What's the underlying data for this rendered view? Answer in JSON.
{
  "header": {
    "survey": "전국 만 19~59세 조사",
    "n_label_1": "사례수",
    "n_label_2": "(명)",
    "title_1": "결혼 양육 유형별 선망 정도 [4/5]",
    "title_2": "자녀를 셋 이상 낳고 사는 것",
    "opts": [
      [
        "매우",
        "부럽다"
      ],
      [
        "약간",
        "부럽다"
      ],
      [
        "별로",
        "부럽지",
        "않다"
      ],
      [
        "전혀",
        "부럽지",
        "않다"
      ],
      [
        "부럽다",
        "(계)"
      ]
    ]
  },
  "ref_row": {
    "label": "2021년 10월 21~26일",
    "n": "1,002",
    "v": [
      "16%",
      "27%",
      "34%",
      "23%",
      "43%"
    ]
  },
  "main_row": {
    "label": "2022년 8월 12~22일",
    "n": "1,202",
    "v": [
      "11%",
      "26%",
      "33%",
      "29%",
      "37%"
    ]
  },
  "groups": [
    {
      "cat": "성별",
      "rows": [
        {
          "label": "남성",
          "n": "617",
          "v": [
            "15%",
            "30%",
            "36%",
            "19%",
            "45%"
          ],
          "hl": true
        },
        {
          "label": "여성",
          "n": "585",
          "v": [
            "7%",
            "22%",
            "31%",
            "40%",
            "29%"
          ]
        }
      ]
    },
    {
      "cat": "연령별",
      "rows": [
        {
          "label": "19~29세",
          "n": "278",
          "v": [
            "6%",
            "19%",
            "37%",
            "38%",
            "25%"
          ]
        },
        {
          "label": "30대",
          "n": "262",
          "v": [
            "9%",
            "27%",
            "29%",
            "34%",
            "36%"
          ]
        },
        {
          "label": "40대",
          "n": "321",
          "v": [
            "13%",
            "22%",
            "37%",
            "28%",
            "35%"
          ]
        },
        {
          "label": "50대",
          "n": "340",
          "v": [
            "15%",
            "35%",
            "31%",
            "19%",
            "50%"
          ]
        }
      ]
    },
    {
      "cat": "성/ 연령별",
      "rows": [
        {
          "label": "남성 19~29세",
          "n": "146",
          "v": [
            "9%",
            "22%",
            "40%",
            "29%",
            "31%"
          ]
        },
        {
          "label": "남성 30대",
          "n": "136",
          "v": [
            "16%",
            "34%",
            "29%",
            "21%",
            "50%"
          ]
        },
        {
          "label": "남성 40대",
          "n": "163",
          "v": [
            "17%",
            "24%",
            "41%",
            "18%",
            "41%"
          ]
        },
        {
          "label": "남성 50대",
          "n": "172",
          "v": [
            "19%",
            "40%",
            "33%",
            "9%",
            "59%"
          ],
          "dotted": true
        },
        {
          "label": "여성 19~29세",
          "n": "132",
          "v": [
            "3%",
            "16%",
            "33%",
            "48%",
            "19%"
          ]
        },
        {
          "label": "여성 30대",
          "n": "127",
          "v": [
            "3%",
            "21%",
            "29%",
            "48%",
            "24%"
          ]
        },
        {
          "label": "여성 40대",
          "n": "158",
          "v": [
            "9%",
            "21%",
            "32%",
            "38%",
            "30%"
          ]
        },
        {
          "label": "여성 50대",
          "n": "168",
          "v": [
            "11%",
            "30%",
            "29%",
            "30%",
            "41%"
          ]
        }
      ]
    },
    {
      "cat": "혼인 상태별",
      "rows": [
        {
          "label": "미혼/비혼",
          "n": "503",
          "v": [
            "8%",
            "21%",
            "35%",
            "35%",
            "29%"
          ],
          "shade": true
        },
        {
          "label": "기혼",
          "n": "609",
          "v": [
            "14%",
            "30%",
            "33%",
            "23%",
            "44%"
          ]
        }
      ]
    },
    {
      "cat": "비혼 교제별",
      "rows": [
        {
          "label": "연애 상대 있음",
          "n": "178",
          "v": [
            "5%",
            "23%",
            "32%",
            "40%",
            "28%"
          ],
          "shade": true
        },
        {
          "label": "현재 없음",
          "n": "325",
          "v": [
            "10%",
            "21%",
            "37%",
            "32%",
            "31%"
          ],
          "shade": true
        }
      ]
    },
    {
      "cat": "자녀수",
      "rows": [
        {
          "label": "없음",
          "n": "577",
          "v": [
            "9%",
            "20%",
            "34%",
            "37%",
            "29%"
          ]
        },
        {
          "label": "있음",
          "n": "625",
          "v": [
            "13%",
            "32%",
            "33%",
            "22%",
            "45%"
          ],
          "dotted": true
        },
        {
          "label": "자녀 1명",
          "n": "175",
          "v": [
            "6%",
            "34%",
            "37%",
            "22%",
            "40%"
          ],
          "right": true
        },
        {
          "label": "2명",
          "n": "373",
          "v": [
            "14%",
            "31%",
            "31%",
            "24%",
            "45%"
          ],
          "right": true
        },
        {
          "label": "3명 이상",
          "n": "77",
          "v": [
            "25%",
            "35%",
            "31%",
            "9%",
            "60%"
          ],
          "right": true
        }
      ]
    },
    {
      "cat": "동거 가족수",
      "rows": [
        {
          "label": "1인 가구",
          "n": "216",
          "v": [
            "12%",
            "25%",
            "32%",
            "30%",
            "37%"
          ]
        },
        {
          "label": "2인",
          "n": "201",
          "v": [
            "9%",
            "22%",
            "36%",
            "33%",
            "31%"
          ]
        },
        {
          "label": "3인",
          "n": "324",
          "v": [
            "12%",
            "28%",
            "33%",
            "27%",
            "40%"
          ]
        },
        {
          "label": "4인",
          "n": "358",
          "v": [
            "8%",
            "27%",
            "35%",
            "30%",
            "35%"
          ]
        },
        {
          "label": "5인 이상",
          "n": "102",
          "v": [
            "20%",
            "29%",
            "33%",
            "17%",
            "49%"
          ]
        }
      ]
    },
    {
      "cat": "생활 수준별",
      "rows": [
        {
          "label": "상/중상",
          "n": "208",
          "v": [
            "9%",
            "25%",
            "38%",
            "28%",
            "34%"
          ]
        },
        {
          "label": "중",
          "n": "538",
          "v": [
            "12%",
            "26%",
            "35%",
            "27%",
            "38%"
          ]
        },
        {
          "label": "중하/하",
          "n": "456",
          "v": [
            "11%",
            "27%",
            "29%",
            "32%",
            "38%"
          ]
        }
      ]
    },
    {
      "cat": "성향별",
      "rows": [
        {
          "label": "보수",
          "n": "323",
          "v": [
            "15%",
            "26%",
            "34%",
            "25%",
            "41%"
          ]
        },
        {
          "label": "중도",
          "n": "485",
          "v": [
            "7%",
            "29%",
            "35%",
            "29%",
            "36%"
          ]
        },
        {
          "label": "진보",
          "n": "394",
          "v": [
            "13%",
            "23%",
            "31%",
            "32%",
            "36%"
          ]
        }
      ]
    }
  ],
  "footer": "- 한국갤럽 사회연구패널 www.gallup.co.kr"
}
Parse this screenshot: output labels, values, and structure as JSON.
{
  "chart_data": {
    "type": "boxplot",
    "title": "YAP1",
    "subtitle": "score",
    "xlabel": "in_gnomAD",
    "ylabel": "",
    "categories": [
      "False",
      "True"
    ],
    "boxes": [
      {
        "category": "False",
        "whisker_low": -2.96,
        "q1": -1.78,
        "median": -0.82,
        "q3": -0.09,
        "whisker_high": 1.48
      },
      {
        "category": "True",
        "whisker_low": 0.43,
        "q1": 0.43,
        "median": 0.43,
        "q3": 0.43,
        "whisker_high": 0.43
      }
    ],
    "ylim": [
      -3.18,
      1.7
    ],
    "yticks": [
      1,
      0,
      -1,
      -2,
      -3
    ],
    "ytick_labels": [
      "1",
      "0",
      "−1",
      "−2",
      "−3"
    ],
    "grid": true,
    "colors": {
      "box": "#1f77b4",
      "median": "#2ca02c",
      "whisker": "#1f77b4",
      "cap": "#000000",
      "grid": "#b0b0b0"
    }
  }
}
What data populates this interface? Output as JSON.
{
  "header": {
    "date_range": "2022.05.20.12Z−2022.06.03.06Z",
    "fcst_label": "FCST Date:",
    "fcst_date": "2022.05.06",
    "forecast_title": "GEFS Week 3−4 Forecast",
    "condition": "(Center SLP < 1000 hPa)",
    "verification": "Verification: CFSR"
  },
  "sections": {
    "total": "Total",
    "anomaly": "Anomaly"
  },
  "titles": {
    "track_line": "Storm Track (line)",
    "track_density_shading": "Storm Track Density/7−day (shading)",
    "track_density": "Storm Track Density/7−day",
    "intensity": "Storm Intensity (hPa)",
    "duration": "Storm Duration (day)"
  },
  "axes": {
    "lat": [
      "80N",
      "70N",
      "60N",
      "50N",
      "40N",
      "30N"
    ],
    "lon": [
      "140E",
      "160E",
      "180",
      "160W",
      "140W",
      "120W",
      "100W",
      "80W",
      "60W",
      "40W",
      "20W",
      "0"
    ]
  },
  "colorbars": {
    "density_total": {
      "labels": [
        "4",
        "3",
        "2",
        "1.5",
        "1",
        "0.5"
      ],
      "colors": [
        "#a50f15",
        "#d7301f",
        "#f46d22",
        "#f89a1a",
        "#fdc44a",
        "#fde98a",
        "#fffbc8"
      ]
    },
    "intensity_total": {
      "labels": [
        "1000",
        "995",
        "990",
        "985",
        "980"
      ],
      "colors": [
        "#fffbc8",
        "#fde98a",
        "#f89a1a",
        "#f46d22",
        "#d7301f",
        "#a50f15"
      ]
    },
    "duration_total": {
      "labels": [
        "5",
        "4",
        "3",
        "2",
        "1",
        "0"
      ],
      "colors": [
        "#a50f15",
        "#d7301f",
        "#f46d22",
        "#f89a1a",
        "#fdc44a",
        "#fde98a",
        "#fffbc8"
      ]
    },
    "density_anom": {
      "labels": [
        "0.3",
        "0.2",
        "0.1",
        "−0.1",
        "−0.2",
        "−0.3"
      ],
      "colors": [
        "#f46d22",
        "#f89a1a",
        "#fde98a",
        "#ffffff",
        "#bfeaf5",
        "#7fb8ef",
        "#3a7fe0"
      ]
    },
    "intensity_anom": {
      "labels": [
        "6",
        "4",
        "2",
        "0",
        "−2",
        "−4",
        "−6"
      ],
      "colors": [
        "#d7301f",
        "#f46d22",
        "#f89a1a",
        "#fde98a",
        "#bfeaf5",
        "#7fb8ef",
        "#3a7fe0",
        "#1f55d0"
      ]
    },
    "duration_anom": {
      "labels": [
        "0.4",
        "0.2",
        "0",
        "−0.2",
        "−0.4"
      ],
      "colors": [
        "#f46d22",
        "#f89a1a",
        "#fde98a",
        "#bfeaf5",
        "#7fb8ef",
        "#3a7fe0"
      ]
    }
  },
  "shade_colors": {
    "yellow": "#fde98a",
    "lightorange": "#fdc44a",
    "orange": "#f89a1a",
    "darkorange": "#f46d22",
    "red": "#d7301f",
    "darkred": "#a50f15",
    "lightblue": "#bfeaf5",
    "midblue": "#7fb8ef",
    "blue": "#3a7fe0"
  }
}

═══

Filter the records above for "median" and copy every matching line.

        "median": -0.82,
        "median": 0.43,
      "median": "#2ca02c",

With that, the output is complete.